| ОТРЫВОК |
------
«На балу я не танцевала, — писала фрейлина Мердер 22 января. — Было слишком тесно. В мрачном молчании я восхищенно любовалась госпожой Пушкиной. Какое восхитительное создание! Д'Антес провел часть вечера неподалеку от меня… Минуту спустя я заметила проходившего Пушкина (стоит только на него взглянуть, чтобы убедиться, что он ревнив, как дьявол). Какое чудовище! Я подумала, если бы можно было соединить госпожу Пушкину с д'Антесом, какая прелестная вышла бы пара».
Быть может, Вяземский не вспоминает о Пушкине, потому что из дружеских чувств не хочет привлекать внимание ко всем этим слухам и разговорам?
Но нет!
------
| ЗАДАНИЕ |
Почему, согласно отрывку, фрейлина Мердер не танцевала на балу?

| ИЗВЛЕЧЁННЫЙ МАТЕРИАЛ |
------
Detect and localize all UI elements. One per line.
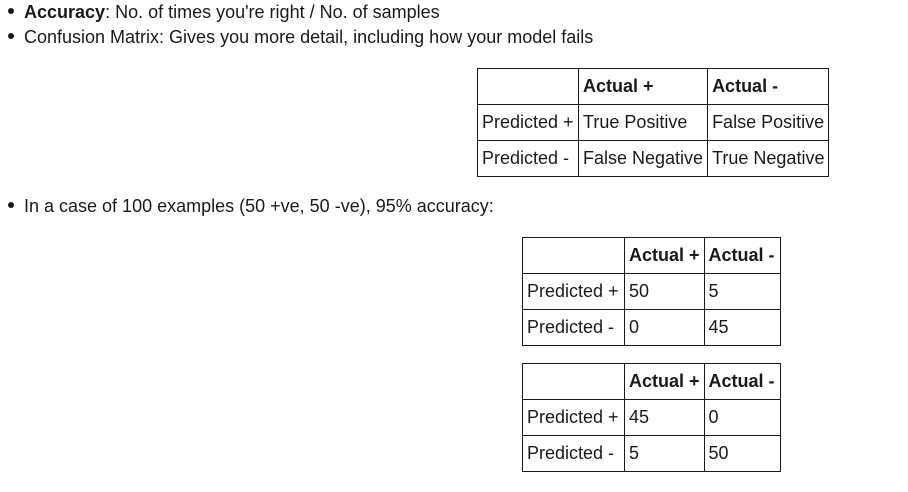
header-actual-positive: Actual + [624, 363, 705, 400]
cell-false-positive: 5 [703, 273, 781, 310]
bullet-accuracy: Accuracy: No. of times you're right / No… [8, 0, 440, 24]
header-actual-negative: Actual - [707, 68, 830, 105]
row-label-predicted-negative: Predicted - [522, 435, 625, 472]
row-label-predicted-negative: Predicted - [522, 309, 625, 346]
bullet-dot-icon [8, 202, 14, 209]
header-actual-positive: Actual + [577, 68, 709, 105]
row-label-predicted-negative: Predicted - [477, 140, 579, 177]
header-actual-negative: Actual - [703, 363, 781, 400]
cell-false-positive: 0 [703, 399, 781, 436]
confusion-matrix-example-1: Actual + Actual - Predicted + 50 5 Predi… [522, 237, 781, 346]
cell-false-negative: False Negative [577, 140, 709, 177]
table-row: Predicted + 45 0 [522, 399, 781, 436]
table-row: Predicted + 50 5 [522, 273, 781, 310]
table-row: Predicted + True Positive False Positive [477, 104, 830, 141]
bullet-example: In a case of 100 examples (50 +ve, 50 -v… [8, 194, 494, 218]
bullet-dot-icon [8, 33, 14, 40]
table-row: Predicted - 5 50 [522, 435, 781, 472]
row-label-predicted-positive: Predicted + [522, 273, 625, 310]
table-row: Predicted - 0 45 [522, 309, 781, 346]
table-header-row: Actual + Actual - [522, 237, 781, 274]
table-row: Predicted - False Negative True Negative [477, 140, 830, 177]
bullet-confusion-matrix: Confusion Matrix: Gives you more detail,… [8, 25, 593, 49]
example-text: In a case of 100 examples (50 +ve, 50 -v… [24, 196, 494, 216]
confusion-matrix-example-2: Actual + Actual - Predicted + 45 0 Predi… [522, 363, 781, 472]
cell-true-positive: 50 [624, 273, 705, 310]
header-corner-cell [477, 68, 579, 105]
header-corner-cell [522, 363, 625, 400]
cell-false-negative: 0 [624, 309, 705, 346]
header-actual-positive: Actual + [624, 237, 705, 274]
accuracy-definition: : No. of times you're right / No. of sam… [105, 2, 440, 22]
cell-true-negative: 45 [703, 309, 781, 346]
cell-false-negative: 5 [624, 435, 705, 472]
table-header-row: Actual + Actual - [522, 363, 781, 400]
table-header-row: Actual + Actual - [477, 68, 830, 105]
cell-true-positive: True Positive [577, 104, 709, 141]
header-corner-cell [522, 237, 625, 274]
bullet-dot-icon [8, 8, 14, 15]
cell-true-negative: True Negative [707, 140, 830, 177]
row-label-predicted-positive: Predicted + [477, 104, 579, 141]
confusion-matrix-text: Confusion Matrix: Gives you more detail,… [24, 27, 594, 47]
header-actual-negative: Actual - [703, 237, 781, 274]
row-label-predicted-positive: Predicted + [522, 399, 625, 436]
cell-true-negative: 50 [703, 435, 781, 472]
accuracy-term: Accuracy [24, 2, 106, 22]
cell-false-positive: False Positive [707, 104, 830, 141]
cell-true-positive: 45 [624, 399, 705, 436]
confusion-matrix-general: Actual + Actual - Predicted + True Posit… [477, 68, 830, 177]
------
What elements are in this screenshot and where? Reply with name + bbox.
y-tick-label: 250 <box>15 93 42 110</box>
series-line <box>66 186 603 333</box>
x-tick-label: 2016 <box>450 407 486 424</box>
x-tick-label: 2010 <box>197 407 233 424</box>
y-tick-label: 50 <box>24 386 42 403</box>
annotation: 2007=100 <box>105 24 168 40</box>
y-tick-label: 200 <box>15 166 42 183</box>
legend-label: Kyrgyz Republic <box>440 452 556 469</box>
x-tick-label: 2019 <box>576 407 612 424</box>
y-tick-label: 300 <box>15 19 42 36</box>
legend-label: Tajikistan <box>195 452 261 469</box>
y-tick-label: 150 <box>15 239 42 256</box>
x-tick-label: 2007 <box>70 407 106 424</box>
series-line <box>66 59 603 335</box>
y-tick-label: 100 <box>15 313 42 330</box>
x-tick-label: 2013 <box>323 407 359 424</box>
------
| ПОЛНЫЙ ОТВЕТ |
Потому что на балу было слишком тесно.